Please write out the complete listing that follows, exactly as it reads.

━━━━━ Input rows

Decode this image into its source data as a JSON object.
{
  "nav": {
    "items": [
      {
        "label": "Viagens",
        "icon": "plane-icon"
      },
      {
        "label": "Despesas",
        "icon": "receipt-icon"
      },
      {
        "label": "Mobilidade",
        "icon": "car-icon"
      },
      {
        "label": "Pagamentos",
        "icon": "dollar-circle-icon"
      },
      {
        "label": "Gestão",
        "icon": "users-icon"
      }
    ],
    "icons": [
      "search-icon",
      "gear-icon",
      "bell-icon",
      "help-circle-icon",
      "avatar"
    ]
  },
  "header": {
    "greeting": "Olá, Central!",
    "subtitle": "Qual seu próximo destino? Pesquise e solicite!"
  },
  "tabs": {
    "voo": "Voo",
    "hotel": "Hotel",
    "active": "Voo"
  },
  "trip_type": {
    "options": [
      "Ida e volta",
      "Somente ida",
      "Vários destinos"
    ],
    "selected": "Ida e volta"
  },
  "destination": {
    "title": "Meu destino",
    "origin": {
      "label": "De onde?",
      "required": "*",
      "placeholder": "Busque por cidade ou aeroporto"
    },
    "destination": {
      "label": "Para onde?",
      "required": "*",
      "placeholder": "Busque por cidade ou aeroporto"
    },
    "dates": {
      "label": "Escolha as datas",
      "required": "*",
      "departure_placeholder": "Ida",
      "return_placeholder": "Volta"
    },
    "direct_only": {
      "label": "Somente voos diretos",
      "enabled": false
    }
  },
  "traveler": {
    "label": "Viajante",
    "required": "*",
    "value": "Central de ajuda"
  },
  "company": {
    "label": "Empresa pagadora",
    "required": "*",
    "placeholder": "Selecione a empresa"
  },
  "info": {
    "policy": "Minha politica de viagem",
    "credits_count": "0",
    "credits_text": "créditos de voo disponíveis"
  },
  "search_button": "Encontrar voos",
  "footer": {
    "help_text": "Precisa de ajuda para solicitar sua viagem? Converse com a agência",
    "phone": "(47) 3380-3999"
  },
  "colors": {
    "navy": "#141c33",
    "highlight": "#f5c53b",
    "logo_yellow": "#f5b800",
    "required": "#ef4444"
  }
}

━━━━━━━━━━

• **Solution to the exercise**
Decode this image into its source data as a JSON object.
{
  "nav": {
    "items": [
      {
        "label": "Viagens",
        "icon": "plane-icon"
      },
      {
        "label": "Despesas",
        "icon": "receipt-icon"
      },
      {
        "label": "Mobilidade",
        "icon": "car-icon"
      },
      {
        "label": "Pagamentos",
        "icon": "dollar-circle-icon"
      },
      {
        "label": "Gestão",
        "icon": "users-icon"
      }
    ],
    "icons": [
      "search-icon",
      "gear-icon",
      "bell-icon",
      "help-circle-icon",
      "avatar"
    ]
  },
  "header": {
    "greeting": "Olá, Central!",
    "subtitle": "Qual seu próximo destino? Pesquise e solicite!"
  },
  "tabs": {
    "voo": "Voo",
    "hotel": "Hotel",
    "active": "Voo"
  },
  "trip_type": {
    "options": [
      "Ida e volta",
      "Somente ida",
      "Vários destinos"
    ],
    "selected": "Ida e volta"
  },
  "destination": {
    "title": "Meu destino",
    "origin": {
      "label": "De onde?",
      "required": "*",
      "placeholder": "Busque por cidade ou aeroporto"
    },
    "destination": {
      "label": "Para onde?",
      "required": "*",
      "placeholder": "Busque por cidade ou aeroporto"
    },
    "dates": {
      "label": "Escolha as datas",
      "required": "*",
      "departure_placeholder": "Ida",
      "return_placeholder": "Volta"
    },
    "direct_only": {
      "label": "Somente voos diretos",
      "enabled": false
    }
  },
  "traveler": {
    "label": "Viajante",
    "required": "*",
    "value": "Central de ajuda"
  },
  "company": {
    "label": "Empresa pagadora",
    "required": "*",
    "placeholder": "Selecione a empresa"
  },
  "info": {
    "policy": "Minha politica de viagem",
    "credits_count": "0",
    "credits_text": "créditos de voo disponíveis"
  },
  "search_button": "Encontrar voos",
  "footer": {
    "help_text": "Precisa de ajuda para solicitar sua viagem? Converse com a agência",
    "phone": "(47) 3380-3999"
  },
  "colors": {
    "navy": "#141c33",
    "highlight": "#f5c53b",
    "logo_yellow": "#f5b800",
    "required": "#ef4444"
  }
}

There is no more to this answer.